What is needed: Extract and list every line that contains the word "failed".

Data section:

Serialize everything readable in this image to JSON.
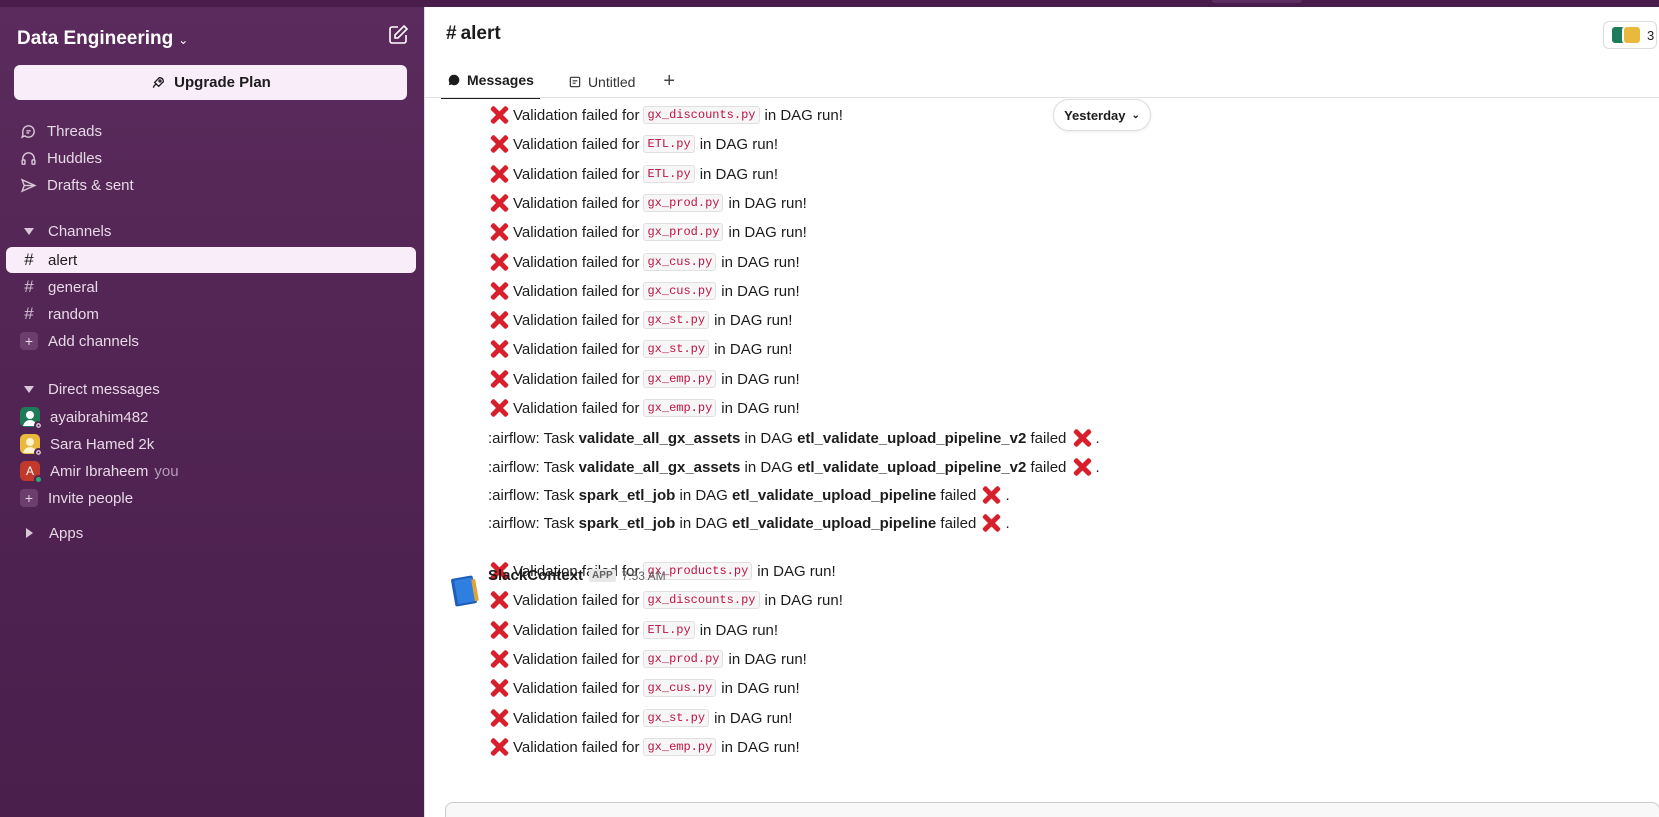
{
  "workspace": {
    "name": "Data Engineering",
    "upgrade_label": "Upgrade Plan"
  },
  "nav": [
    {
      "label": "Threads",
      "icon": "threads-icon"
    },
    {
      "label": "Huddles",
      "icon": "headphones-icon"
    },
    {
      "label": "Drafts & sent",
      "icon": "send-icon"
    }
  ],
  "channels_section": "Channels",
  "channels": [
    "alert",
    "general",
    "random"
  ],
  "add_channels": "Add channels",
  "dm_section": "Direct messages",
  "dms": [
    {
      "name": "ayaibrahim482",
      "color": "#1e7b5a"
    },
    {
      "name": "Sara Hamed 2k",
      "color": "#e8b93c"
    },
    {
      "name": "Amir Ibraheem",
      "you": "you",
      "initial": "A",
      "color": "#c0392b"
    }
  ],
  "invite": "Invite people",
  "apps": "Apps",
  "channel": {
    "hash": "#",
    "name": "alert",
    "member_count": "3"
  },
  "tabs": {
    "messages": "Messages",
    "untitled": "Untitled",
    "add": "+"
  },
  "date_divider": "Yesterday",
  "validation": {
    "prefix": "Validation failed for",
    "suffix": "in DAG run!"
  },
  "airflow": {
    "prefix": ":airflow: Task",
    "in_dag": "in DAG",
    "failed": "failed",
    "period": "."
  },
  "messages_top": [
    "gx_discounts.py",
    "ETL.py",
    "ETL.py",
    "gx_prod.py",
    "gx_prod.py",
    "gx_cus.py",
    "gx_cus.py",
    "gx_st.py",
    "gx_st.py",
    "gx_emp.py",
    "gx_emp.py"
  ],
  "airflow_messages": [
    {
      "task": "validate_all_gx_assets",
      "dag": "etl_validate_upload_pipeline_v2"
    },
    {
      "task": "validate_all_gx_assets",
      "dag": "etl_validate_upload_pipeline_v2"
    },
    {
      "task": "spark_etl_job",
      "dag": "etl_validate_upload_pipeline"
    },
    {
      "task": "spark_etl_job",
      "dag": "etl_validate_upload_pipeline"
    }
  ],
  "sender": {
    "name": "SlackContext",
    "badge": "APP",
    "time": "7:53 AM"
  },
  "messages_bottom": [
    "gx_products.py",
    "gx_discounts.py",
    "ETL.py",
    "gx_prod.py",
    "gx_cus.py",
    "gx_st.py",
    "gx_emp.py"
  ]
}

Solution:
    "prefix": "Validation failed for",
    "failed": "failed",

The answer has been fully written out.